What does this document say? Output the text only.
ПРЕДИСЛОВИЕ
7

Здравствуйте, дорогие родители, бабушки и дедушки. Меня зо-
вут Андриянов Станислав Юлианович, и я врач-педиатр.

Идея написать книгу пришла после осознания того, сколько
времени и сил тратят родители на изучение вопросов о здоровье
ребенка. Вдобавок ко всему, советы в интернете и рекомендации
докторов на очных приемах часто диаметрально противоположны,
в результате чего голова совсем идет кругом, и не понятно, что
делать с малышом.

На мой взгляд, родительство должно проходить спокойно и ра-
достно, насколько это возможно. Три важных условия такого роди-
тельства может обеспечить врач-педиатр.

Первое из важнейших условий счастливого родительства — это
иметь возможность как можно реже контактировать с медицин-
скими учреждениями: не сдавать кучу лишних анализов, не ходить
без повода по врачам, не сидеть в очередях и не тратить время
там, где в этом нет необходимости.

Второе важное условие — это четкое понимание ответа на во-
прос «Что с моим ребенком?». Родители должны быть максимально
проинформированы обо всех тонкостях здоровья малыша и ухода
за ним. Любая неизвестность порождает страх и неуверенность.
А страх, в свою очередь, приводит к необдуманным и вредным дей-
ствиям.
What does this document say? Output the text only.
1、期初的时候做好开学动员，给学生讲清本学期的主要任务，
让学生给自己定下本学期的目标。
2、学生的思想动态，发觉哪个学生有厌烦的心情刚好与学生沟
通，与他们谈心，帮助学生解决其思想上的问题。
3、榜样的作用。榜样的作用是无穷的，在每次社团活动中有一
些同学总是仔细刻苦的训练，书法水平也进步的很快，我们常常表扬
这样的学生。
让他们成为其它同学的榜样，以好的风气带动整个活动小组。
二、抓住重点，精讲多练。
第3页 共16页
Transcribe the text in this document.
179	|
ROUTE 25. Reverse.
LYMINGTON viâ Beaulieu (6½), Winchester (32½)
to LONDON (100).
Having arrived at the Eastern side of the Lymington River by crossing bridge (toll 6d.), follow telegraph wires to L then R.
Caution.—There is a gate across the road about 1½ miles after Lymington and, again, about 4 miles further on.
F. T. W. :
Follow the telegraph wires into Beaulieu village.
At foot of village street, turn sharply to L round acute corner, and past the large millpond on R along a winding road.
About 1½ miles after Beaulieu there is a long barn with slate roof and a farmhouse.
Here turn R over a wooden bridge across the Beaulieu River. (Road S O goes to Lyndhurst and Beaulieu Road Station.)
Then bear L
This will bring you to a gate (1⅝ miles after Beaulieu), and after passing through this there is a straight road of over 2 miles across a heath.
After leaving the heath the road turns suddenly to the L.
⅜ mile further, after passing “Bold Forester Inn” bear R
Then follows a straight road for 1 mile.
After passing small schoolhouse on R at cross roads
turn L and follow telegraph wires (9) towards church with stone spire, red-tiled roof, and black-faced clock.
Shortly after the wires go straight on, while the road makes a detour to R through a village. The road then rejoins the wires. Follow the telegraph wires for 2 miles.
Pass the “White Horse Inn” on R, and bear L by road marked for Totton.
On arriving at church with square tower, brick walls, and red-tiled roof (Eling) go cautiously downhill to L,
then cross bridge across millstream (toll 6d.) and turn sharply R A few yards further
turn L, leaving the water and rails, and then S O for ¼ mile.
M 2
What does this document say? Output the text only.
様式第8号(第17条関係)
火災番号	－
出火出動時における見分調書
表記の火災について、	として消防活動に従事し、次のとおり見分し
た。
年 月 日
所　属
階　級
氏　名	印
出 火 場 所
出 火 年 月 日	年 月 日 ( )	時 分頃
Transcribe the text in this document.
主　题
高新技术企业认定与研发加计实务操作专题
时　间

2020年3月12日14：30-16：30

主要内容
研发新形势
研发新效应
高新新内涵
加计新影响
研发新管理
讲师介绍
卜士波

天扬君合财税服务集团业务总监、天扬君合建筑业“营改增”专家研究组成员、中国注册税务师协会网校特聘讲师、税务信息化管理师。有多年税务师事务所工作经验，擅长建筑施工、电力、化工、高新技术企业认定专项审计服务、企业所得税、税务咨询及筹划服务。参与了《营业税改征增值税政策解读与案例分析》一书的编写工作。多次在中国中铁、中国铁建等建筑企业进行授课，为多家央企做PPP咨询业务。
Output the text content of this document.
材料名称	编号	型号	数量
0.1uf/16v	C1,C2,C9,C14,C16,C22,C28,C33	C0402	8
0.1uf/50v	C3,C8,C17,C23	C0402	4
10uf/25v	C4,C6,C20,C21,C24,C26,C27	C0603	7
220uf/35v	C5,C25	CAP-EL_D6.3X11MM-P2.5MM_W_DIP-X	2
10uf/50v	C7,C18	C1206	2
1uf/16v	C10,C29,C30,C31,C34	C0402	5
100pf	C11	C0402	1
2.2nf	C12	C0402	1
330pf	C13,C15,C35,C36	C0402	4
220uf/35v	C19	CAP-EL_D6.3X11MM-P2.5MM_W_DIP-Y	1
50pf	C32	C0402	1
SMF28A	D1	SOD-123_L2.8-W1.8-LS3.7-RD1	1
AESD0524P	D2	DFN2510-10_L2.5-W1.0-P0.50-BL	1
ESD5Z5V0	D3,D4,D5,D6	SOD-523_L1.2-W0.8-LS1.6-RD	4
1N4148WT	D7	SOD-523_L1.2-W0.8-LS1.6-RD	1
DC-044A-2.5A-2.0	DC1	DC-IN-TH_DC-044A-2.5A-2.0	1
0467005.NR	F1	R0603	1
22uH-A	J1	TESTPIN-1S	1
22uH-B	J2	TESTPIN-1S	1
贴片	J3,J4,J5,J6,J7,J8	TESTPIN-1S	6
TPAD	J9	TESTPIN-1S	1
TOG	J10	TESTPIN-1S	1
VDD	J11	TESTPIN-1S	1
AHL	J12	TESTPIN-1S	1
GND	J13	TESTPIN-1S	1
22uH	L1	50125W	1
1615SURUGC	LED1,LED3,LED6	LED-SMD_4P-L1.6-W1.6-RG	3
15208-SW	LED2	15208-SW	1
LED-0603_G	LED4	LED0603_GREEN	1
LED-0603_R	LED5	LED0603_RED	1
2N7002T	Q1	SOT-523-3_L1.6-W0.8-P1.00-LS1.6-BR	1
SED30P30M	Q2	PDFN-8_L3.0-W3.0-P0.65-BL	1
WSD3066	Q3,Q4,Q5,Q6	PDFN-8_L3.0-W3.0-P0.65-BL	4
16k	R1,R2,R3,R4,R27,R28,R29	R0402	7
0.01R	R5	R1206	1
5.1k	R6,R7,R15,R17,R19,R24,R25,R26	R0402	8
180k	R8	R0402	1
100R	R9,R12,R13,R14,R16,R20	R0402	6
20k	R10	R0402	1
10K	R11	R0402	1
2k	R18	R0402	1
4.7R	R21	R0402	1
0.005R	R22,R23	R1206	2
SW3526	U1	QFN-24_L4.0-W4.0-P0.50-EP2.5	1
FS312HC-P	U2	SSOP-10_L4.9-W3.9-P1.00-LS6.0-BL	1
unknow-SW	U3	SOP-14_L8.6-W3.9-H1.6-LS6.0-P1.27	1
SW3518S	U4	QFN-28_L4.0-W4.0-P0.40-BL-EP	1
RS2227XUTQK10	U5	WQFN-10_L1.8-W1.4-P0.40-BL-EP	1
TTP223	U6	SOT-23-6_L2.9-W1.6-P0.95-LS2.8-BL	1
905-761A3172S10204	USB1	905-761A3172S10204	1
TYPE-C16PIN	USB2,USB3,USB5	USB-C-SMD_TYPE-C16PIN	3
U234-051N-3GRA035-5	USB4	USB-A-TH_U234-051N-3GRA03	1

+++++

STATED PROBLEM: Pick out every line above that holds the word "страх" and copy it.

THE RESULT:
за ним. Любая неизвестность порождает страх и неуверенность.
А страх, в свою очередь, приводит к необдуманным и вредным дей-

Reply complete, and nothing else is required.